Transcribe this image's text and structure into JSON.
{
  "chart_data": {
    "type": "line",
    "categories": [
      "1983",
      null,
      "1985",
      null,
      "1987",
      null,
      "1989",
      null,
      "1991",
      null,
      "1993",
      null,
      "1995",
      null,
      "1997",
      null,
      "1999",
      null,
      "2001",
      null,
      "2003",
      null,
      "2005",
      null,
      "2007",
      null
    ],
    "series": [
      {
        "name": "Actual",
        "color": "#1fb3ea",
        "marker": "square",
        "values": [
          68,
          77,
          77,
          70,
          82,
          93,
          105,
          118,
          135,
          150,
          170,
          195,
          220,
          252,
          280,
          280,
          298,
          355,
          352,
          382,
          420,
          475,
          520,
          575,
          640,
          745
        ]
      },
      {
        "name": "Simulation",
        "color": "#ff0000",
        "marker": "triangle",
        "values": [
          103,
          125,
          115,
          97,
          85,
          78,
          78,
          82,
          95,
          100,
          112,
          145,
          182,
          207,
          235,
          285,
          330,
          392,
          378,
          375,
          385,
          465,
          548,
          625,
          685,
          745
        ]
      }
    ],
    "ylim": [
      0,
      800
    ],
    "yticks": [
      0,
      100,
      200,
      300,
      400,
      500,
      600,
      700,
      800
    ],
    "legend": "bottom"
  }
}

Problem details => Output each entry precisely as given.

Written response =>
Transcribe this image's text and structure into JSON.
{
  "chart_data": {
    "type": "line",
    "categories": [
      "1983",
      null,
      "1985",
      null,
      "1987",
      null,
      "1989",
      null,
      "1991",
      null,
      "1993",
      null,
      "1995",
      null,
      "1997",
      null,
      "1999",
      null,
      "2001",
      null,
      "2003",
      null,
      "2005",
      null,
      "2007",
      null
    ],
    "series": [
      {
        "name": "Actual",
        "color": "#1fb3ea",
        "marker": "square",
        "values": [
          68,
          77,
          77,
          70,
          82,
          93,
          105,
          118,
          135,
          150,
          170,
          195,
          220,
          252,
          280,
          280,
          298,
          355,
          352,
          382,
          420,
          475,
          520,
          575,
          640,
          745
        ]
      },
      {
        "name": "Simulation",
        "color": "#ff0000",
        "marker": "triangle",
        "values": [
          103,
          125,
          115,
          97,
          85,
          78,
          78,
          82,
          95,
          100,
          112,
          145,
          182,
          207,
          235,
          285,
          330,
          392,
          378,
          375,
          385,
          465,
          548,
          625,
          685,
          745
        ]
      }
    ],
    "ylim": [
      0,
      800
    ],
    "yticks": [
      0,
      100,
      200,
      300,
      400,
      500,
      600,
      700,
      800
    ],
    "legend": "bottom"
  }
}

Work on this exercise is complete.